Exercise directions:
Reproduce the entries word for word, and omit any picture you find in them.

Records shown:

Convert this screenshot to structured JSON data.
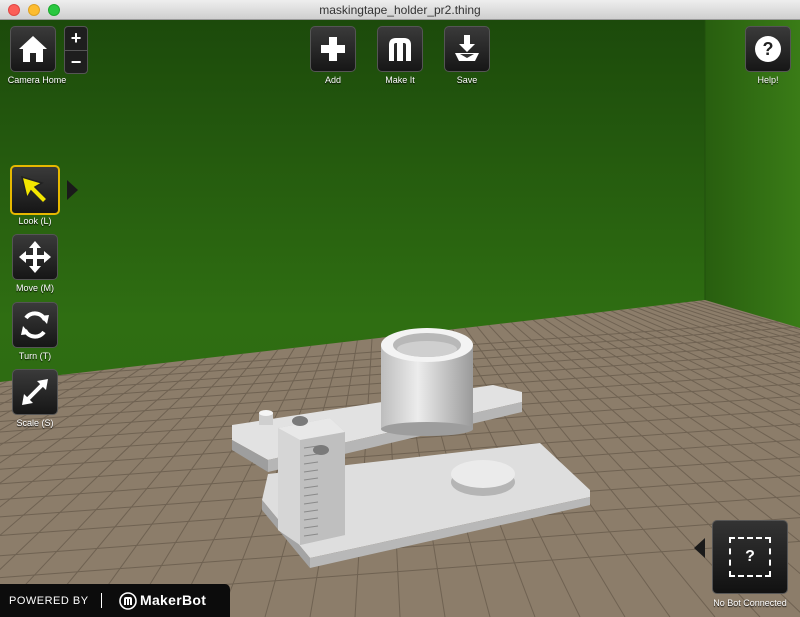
{
  "window": {
    "title": "maskingtape_holder_pr2.thing"
  },
  "toolbar": {
    "camera_home": "Camera Home",
    "zoom_in": "+",
    "zoom_out": "−",
    "add": "Add",
    "make_it": "Make It",
    "save": "Save",
    "help": "Help!"
  },
  "tools": [
    {
      "label": "Look (L)",
      "icon": "cursor-arrow-icon",
      "selected": true
    },
    {
      "label": "Move (M)",
      "icon": "move-arrows-icon",
      "selected": false
    },
    {
      "label": "Turn (T)",
      "icon": "rotate-icon",
      "selected": false
    },
    {
      "label": "Scale (S)",
      "icon": "scale-arrow-icon",
      "selected": false
    }
  ],
  "bot": {
    "label": "No Bot Connected",
    "glyph": "?"
  },
  "footer": {
    "powered_by": "POWERED BY",
    "brand": "MakerBot"
  },
  "colors": {
    "background_green": "#2f6e12",
    "platform": "#8c7d6a",
    "selection": "#e6b800",
    "look_cursor": "#f3e600",
    "model": "#d9d9d9"
  }
}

Expected output:
Convert this screenshot to structured JSON data.
{
  "window": {
    "title": "maskingtape_holder_pr2.thing"
  },
  "toolbar": {
    "camera_home": "Camera Home",
    "zoom_in": "+",
    "zoom_out": "−",
    "add": "Add",
    "make_it": "Make It",
    "save": "Save",
    "help": "Help!"
  },
  "tools": [
    {
      "label": "Look (L)",
      "icon": "cursor-arrow-icon",
      "selected": true
    },
    {
      "label": "Move (M)",
      "icon": "move-arrows-icon",
      "selected": false
    },
    {
      "label": "Turn (T)",
      "icon": "rotate-icon",
      "selected": false
    },
    {
      "label": "Scale (S)",
      "icon": "scale-arrow-icon",
      "selected": false
    }
  ],
  "bot": {
    "label": "No Bot Connected",
    "glyph": "?"
  },
  "footer": {
    "powered_by": "POWERED BY",
    "brand": "MakerBot"
  },
  "colors": {
    "background_green": "#2f6e12",
    "platform": "#8c7d6a",
    "selection": "#e6b800",
    "look_cursor": "#f3e600",
    "model": "#d9d9d9"
  }
}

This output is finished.